What this task involves
Report how many lines below contain the word "sector", and give only that number.

####

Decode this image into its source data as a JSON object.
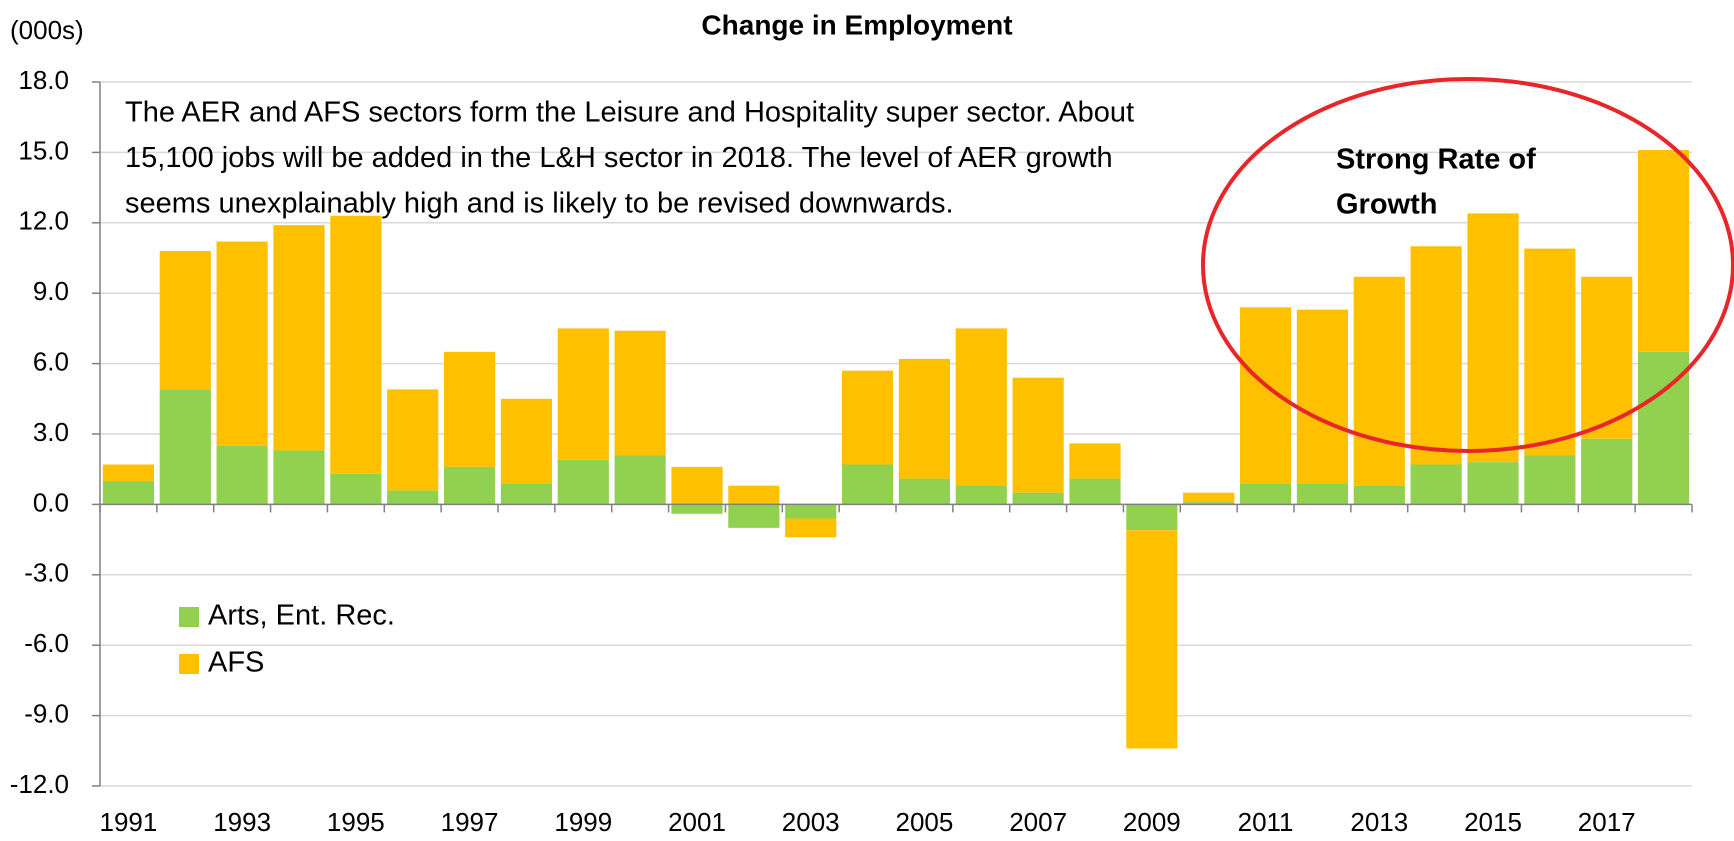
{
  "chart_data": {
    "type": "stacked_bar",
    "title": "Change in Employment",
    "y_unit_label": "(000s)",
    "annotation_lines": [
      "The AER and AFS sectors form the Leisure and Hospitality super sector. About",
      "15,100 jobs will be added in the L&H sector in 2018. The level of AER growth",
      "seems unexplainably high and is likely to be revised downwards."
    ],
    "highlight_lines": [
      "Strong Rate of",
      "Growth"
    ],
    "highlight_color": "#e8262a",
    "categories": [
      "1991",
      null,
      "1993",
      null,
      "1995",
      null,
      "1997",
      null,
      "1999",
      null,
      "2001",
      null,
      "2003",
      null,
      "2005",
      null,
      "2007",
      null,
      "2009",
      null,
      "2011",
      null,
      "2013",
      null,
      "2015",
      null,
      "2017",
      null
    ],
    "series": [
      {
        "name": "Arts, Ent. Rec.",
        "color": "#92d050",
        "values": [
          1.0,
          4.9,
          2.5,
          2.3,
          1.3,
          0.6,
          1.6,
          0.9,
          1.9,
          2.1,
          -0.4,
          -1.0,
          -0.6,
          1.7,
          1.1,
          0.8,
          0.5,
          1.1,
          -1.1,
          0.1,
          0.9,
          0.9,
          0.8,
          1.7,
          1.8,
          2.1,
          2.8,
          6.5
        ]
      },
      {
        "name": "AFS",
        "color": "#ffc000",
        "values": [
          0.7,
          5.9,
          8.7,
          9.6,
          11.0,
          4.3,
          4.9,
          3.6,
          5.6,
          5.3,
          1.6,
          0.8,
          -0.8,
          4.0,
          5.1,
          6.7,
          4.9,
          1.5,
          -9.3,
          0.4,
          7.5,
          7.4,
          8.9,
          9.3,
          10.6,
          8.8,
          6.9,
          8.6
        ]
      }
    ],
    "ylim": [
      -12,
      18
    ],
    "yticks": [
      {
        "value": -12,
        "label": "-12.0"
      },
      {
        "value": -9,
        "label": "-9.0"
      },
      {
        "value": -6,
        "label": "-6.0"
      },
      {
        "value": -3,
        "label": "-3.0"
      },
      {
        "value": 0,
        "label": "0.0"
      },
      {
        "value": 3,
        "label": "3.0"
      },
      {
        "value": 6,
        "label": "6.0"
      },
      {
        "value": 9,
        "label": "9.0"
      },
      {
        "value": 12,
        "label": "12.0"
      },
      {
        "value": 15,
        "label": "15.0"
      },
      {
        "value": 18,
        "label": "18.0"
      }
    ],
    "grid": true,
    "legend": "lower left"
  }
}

####

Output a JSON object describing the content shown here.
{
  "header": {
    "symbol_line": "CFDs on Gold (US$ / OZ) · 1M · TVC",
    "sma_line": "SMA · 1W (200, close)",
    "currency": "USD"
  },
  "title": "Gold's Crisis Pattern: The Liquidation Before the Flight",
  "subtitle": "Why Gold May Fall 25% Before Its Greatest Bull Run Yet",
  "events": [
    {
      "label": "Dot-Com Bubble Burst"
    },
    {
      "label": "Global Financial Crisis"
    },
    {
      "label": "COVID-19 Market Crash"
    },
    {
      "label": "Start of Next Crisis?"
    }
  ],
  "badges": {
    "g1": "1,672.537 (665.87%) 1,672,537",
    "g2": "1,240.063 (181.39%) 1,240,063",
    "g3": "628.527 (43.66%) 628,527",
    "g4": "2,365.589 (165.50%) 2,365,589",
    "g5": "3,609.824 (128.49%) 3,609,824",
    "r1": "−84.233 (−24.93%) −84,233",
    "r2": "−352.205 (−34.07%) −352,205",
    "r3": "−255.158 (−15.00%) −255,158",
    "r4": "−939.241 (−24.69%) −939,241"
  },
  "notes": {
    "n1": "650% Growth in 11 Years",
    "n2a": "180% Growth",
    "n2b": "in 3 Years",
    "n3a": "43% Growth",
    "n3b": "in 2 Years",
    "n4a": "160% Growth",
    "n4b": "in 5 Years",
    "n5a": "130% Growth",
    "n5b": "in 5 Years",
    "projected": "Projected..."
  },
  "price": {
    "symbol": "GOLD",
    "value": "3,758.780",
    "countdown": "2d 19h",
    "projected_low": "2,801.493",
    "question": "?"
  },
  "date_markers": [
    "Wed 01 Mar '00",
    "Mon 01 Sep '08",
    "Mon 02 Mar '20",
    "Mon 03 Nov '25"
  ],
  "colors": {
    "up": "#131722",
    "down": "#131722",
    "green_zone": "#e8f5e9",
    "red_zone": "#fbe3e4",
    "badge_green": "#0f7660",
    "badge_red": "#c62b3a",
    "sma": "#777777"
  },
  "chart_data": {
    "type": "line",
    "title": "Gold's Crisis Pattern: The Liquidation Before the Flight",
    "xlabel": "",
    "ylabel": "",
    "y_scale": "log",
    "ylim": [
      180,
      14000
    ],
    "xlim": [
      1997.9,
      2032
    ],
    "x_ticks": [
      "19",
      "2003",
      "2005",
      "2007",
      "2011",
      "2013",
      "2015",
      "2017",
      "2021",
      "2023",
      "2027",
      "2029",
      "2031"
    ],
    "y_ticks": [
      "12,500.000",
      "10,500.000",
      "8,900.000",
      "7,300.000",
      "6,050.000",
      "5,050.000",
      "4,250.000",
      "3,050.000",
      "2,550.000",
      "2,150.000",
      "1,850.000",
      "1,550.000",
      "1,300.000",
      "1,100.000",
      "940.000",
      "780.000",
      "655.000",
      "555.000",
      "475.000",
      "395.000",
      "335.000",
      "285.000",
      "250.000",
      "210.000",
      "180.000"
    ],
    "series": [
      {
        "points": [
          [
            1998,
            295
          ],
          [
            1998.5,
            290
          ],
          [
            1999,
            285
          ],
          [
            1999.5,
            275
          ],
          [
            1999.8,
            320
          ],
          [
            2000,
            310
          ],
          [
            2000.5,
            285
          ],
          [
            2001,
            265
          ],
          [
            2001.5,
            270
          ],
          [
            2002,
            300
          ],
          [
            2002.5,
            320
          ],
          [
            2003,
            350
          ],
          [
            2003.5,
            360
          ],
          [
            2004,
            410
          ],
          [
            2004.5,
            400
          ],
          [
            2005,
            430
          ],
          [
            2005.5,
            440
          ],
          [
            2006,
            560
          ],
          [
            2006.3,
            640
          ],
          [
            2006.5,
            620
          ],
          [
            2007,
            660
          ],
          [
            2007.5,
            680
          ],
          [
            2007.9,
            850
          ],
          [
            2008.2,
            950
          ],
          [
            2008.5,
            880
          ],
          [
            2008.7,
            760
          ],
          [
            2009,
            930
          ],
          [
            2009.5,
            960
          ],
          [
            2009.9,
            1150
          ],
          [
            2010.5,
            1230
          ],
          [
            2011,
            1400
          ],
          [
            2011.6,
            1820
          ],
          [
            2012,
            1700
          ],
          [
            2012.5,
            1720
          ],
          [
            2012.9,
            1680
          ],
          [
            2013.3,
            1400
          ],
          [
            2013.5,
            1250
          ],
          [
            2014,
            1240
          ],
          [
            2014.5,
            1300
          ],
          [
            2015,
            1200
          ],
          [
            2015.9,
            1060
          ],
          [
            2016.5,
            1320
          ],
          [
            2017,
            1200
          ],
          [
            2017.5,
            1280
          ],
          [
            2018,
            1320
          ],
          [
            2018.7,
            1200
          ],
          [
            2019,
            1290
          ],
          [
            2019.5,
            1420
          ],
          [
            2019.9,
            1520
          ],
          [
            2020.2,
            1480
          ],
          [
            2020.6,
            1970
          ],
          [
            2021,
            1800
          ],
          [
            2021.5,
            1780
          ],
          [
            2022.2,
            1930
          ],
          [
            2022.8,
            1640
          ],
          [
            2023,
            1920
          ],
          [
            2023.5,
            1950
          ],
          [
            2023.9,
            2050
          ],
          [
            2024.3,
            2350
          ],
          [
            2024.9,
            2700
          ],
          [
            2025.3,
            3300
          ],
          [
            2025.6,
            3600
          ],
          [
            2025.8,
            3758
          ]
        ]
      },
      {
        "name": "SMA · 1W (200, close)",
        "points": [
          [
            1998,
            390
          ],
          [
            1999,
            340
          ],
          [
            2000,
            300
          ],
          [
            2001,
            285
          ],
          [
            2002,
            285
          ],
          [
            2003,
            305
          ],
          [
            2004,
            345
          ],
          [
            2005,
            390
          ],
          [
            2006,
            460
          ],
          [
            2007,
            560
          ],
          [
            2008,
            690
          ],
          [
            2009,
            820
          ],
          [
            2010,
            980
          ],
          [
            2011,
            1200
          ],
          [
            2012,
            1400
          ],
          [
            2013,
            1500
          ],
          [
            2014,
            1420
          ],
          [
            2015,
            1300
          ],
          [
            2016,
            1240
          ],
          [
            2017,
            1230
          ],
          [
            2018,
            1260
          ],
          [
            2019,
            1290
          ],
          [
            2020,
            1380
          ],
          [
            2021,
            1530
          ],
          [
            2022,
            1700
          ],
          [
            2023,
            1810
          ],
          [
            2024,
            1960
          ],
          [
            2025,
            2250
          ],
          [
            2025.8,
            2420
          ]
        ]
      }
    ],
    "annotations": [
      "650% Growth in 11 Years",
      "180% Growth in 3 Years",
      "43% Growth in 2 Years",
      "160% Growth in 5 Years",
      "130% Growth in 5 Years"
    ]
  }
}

####

The reply
2